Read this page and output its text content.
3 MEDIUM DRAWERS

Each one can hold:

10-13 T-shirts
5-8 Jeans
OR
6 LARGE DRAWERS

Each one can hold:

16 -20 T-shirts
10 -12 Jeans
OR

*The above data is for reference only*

§

Copy the entries above exactly, leaving none out.

Read this page and output its text content.
3 MEDIUM DRAWERS

Each one can hold:

10-13 T-shirts
5-8 Jeans
OR
6 LARGE DRAWERS

Each one can hold:

16 -20 T-shirts
10 -12 Jeans
OR

*The above data is for reference only*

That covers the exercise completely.